RECORD SET:

+++++

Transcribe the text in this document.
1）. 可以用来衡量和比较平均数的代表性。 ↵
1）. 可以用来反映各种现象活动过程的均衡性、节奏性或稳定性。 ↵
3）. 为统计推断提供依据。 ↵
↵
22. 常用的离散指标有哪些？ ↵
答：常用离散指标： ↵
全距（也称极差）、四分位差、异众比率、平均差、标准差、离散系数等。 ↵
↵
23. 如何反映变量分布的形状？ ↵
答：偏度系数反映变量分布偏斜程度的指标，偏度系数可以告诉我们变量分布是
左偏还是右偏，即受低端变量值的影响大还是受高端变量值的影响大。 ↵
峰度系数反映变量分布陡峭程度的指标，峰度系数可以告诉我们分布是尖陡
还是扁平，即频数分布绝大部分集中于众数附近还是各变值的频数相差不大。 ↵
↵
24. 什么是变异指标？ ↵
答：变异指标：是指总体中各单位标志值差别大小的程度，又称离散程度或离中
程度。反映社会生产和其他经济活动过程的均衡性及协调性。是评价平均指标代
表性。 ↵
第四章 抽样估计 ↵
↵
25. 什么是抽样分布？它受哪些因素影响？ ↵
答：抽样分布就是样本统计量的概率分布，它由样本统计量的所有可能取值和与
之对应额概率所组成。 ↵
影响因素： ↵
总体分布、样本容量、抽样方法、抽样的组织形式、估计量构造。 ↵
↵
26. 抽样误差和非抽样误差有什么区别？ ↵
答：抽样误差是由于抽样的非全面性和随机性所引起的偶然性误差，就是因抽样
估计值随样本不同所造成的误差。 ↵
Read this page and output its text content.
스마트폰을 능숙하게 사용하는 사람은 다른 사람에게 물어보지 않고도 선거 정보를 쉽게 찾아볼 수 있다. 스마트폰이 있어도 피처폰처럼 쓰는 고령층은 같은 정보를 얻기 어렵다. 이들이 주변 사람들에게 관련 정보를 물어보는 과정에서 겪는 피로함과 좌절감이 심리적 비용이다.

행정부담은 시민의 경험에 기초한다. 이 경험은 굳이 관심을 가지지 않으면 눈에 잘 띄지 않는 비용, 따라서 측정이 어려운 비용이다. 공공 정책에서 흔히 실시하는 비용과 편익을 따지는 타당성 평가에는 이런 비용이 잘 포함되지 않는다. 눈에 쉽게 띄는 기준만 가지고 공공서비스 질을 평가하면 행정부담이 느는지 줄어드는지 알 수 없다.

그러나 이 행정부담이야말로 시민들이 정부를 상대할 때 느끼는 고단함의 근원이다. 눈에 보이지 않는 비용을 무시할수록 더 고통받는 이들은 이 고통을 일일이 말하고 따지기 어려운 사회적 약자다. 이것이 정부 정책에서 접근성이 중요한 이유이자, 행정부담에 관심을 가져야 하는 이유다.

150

+++++

WRITTEN EXERCISE: Repeat the material above in full, exactly as it stands.

ANSWER TO THIS PROBLEM:
Transcribe the text in this document.
1）. 可以用来衡量和比较平均数的代表性。 ↵
1）. 可以用来反映各种现象活动过程的均衡性、节奏性或稳定性。 ↵
3）. 为统计推断提供依据。 ↵
↵
22. 常用的离散指标有哪些？ ↵
答：常用离散指标： ↵
全距（也称极差）、四分位差、异众比率、平均差、标准差、离散系数等。 ↵
↵
23. 如何反映变量分布的形状？ ↵
答：偏度系数反映变量分布偏斜程度的指标，偏度系数可以告诉我们变量分布是
左偏还是右偏，即受低端变量值的影响大还是受高端变量值的影响大。 ↵
峰度系数反映变量分布陡峭程度的指标，峰度系数可以告诉我们分布是尖陡
还是扁平，即频数分布绝大部分集中于众数附近还是各变值的频数相差不大。 ↵
↵
24. 什么是变异指标？ ↵
答：变异指标：是指总体中各单位标志值差别大小的程度，又称离散程度或离中
程度。反映社会生产和其他经济活动过程的均衡性及协调性。是评价平均指标代
表性。 ↵
第四章 抽样估计 ↵
↵
25. 什么是抽样分布？它受哪些因素影响？ ↵
答：抽样分布就是样本统计量的概率分布，它由样本统计量的所有可能取值和与
之对应额概率所组成。 ↵
影响因素： ↵
总体分布、样本容量、抽样方法、抽样的组织形式、估计量构造。 ↵
↵
26. 抽样误差和非抽样误差有什么区别？ ↵
答：抽样误差是由于抽样的非全面性和随机性所引起的偶然性误差，就是因抽样
估计值随样本不同所造成的误差。 ↵
Read this page and output its text content.
스마트폰을 능숙하게 사용하는 사람은 다른 사람에게 물어보지 않고도 선거 정보를 쉽게 찾아볼 수 있다. 스마트폰이 있어도 피처폰처럼 쓰는 고령층은 같은 정보를 얻기 어렵다. 이들이 주변 사람들에게 관련 정보를 물어보는 과정에서 겪는 피로함과 좌절감이 심리적 비용이다.

행정부담은 시민의 경험에 기초한다. 이 경험은 굳이 관심을 가지지 않으면 눈에 잘 띄지 않는 비용, 따라서 측정이 어려운 비용이다. 공공 정책에서 흔히 실시하는 비용과 편익을 따지는 타당성 평가에는 이런 비용이 잘 포함되지 않는다. 눈에 쉽게 띄는 기준만 가지고 공공서비스 질을 평가하면 행정부담이 느는지 줄어드는지 알 수 없다.

그러나 이 행정부담이야말로 시민들이 정부를 상대할 때 느끼는 고단함의 근원이다. 눈에 보이지 않는 비용을 무시할수록 더 고통받는 이들은 이 고통을 일일이 말하고 따지기 어려운 사회적 약자다. 이것이 정부 정책에서 접근성이 중요한 이유이자, 행정부담에 관심을 가져야 하는 이유다.

150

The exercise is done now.